Brief>
Report, word for word, every line of the material that contains "Scott".

++++++++

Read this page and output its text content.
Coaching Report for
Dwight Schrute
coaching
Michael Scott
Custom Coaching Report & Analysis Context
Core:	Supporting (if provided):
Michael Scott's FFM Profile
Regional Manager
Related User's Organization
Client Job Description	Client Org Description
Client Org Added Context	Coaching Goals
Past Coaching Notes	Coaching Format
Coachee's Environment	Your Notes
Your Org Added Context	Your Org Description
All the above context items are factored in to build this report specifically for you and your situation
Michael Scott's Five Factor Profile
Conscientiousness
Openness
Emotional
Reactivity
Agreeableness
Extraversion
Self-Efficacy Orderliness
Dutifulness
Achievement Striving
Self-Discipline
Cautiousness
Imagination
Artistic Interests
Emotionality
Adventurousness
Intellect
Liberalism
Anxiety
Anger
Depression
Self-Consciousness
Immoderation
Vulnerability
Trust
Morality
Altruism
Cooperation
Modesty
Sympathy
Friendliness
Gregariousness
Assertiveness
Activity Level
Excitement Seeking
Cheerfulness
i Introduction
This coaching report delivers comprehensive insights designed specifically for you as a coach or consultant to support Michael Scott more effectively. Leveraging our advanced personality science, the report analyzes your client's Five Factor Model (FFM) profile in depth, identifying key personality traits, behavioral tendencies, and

++++++++

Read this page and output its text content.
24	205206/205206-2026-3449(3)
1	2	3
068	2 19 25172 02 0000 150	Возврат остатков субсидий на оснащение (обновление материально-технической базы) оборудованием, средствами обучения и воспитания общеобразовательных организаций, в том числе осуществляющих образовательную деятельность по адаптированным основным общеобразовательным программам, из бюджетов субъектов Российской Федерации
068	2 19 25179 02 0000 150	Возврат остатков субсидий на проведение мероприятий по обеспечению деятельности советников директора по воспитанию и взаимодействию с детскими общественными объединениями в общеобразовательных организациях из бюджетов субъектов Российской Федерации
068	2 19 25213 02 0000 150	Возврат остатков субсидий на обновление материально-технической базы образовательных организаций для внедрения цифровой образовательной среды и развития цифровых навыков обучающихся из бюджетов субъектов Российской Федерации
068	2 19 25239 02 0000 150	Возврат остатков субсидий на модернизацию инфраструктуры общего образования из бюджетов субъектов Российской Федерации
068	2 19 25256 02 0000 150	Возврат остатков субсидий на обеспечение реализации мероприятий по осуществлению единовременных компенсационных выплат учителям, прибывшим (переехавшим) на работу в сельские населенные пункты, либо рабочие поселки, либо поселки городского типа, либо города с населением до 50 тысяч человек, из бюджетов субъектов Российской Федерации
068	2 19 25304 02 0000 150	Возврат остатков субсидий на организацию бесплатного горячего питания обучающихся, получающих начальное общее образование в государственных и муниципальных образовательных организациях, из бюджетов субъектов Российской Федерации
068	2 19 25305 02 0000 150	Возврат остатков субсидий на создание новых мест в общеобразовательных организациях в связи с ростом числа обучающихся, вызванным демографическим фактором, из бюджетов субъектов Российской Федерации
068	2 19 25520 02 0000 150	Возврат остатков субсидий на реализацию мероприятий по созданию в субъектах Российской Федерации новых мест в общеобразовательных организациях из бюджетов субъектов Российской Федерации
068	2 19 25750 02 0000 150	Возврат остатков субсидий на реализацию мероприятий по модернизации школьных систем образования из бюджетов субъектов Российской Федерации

++++++++

Output for this exercise>
Michael Scott
Michael Scott's FFM Profile
Michael Scott's Five Factor Profile
This coaching report delivers comprehensive insights designed specifically for you as a coach or consultant to support Michael Scott more effectively. Leveraging our advanced personality science, the report analyzes your client's Five Factor Model (FFM) profile in depth, identifying key personality traits, behavioral tendencies, and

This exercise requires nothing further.